→ Task prompt
Report, as a bare number, how many lines contain the string "organic".

## START Available records

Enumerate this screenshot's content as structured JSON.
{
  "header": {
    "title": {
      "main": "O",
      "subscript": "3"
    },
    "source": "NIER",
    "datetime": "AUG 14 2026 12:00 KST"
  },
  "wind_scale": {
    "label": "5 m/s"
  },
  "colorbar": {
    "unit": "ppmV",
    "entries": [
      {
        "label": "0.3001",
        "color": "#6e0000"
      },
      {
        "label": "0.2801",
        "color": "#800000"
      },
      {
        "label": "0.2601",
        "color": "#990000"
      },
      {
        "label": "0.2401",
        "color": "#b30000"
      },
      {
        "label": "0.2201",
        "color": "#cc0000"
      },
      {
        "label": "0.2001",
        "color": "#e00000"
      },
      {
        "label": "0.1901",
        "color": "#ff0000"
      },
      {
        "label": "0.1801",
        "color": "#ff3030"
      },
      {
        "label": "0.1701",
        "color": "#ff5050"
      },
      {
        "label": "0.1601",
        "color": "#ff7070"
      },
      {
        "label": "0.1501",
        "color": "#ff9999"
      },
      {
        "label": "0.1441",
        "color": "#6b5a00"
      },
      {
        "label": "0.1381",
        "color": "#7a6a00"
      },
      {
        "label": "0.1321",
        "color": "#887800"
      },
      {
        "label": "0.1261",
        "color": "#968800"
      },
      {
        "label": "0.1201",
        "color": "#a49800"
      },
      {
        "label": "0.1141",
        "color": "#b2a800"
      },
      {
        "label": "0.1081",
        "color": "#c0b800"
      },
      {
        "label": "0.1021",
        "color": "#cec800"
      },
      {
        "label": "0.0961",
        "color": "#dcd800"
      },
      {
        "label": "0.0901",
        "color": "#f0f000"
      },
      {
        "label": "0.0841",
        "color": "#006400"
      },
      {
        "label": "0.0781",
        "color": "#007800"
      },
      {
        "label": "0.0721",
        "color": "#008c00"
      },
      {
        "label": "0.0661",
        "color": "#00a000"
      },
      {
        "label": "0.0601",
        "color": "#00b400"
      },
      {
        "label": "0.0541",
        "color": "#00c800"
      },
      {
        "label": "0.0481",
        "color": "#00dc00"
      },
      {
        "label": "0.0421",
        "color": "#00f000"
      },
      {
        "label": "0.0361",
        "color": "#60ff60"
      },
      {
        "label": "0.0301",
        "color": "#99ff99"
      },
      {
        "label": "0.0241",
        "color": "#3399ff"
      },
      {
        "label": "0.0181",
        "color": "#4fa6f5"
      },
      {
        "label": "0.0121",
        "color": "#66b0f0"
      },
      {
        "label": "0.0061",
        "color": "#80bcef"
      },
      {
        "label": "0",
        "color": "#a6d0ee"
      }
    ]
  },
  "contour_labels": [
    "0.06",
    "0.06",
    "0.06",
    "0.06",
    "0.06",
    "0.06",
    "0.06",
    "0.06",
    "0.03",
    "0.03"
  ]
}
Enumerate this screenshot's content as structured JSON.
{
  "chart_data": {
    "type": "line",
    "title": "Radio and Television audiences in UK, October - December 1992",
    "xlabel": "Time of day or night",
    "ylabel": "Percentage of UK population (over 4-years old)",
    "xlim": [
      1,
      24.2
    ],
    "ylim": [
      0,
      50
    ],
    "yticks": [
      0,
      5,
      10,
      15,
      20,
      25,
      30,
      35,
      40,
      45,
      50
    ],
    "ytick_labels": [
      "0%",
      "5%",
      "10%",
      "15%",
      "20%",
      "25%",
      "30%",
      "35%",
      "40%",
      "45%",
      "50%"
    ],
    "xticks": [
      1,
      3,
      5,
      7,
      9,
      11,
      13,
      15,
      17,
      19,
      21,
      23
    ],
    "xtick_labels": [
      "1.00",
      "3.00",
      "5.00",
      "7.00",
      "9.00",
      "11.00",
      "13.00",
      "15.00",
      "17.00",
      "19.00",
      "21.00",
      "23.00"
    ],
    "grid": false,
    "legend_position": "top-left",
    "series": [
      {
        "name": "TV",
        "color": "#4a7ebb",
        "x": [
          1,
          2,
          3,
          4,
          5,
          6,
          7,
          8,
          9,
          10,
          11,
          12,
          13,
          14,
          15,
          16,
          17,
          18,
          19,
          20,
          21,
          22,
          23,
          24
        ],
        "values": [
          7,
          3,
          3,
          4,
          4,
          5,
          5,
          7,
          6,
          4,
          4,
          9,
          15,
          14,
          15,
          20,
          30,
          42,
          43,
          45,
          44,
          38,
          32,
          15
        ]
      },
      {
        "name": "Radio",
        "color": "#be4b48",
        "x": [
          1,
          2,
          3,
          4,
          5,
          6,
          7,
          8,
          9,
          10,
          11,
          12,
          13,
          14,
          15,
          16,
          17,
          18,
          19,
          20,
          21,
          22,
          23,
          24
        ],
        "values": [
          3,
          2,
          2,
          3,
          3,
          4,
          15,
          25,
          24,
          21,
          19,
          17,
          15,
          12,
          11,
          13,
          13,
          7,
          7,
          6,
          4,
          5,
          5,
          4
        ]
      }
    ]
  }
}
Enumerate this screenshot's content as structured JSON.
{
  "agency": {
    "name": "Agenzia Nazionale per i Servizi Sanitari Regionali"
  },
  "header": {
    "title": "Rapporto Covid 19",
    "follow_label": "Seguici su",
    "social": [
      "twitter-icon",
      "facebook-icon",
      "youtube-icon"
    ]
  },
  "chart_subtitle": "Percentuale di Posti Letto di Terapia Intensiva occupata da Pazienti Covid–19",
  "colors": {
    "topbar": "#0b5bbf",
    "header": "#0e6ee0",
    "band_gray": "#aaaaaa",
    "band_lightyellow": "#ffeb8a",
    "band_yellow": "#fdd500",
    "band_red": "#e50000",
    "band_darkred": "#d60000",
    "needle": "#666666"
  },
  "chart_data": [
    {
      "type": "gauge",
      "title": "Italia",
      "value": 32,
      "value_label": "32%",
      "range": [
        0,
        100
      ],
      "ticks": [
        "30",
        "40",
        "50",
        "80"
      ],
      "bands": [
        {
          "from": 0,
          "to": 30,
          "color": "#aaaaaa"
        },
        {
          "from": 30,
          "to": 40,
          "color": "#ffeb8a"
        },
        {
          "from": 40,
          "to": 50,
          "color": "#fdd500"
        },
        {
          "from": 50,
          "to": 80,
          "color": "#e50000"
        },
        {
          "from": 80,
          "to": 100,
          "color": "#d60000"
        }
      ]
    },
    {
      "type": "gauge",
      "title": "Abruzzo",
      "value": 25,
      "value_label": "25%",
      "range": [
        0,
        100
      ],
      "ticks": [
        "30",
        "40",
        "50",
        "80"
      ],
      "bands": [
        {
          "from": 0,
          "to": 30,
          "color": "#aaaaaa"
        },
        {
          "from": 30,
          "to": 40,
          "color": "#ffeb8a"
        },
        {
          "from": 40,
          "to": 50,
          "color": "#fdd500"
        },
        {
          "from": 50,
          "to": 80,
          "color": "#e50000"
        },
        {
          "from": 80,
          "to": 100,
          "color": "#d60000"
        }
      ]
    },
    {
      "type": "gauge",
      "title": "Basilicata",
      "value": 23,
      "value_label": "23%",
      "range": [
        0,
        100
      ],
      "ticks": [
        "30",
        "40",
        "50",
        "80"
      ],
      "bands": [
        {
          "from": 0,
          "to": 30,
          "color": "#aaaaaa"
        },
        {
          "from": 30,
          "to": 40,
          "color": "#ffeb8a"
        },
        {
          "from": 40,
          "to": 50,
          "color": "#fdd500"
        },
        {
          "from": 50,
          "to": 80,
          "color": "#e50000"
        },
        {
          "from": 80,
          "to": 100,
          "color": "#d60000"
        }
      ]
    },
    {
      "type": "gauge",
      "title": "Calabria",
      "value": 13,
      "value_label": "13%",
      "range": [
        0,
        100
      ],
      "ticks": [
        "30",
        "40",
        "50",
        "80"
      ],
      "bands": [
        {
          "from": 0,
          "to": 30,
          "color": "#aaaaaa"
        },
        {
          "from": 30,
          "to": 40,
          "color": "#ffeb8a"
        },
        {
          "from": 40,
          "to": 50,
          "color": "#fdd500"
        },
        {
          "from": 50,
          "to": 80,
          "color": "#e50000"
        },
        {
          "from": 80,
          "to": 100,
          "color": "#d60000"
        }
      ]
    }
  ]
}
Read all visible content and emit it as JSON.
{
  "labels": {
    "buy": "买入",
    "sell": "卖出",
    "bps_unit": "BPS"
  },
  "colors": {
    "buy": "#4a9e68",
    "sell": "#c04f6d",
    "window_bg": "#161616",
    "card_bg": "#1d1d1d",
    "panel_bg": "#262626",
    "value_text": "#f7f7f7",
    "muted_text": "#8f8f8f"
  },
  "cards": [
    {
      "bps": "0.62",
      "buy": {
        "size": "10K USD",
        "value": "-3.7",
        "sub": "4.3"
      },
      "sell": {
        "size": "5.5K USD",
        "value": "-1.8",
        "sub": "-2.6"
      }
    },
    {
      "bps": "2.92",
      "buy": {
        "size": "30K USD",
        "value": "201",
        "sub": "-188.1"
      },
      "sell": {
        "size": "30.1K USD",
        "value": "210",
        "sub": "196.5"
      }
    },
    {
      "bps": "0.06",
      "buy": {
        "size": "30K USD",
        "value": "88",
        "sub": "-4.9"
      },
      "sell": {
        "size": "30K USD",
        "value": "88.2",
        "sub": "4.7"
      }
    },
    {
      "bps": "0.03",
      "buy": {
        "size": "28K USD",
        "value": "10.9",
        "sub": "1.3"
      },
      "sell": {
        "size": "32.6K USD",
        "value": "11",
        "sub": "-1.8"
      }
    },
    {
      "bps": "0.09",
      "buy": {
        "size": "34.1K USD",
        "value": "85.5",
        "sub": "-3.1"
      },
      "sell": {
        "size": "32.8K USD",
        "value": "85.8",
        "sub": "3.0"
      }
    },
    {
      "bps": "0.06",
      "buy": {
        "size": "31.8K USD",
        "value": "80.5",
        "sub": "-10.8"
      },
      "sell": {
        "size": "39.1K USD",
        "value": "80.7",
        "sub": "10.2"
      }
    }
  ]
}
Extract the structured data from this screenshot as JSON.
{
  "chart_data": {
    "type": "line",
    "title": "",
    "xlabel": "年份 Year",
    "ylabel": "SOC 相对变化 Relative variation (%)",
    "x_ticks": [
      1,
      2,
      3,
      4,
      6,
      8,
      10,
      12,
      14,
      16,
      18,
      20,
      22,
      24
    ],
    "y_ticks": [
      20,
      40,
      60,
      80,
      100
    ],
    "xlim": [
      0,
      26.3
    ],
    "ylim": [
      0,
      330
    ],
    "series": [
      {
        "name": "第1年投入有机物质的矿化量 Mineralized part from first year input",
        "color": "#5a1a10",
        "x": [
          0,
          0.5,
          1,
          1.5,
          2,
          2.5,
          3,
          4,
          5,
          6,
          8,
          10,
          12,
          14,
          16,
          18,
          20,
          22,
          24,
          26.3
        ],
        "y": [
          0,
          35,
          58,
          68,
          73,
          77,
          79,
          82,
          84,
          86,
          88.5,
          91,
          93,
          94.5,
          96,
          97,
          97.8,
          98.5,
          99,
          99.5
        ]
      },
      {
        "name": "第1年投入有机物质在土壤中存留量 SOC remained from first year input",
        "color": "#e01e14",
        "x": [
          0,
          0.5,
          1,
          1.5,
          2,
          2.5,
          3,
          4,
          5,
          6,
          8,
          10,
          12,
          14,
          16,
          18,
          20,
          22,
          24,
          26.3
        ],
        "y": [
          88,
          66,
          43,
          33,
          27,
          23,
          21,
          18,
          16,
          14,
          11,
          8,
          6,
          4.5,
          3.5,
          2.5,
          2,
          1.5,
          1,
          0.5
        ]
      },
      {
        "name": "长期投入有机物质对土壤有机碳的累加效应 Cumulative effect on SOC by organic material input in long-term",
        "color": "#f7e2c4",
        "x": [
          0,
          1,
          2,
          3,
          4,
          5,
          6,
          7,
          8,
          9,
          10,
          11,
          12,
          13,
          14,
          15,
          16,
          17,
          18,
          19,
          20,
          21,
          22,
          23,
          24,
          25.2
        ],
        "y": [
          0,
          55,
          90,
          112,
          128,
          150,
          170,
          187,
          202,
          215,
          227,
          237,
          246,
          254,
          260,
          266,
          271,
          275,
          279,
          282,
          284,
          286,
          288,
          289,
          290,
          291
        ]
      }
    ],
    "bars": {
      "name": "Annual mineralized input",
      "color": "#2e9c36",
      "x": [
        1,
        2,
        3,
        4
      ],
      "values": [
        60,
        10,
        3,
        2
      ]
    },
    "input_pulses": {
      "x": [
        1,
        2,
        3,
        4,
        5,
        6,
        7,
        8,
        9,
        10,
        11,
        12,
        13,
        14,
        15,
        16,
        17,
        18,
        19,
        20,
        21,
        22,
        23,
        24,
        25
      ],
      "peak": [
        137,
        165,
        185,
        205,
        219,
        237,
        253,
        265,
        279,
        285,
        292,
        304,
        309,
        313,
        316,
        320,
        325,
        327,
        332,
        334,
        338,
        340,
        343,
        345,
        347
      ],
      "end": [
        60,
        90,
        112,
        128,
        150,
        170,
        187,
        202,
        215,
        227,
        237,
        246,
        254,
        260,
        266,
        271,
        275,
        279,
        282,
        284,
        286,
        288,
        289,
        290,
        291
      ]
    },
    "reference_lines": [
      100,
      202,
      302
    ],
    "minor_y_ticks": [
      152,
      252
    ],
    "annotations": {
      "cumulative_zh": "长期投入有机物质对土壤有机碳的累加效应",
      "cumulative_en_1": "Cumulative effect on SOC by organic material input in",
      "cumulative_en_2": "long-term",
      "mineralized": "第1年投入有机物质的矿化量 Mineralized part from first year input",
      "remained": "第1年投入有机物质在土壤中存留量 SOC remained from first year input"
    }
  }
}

## END Available records

→ Reply
2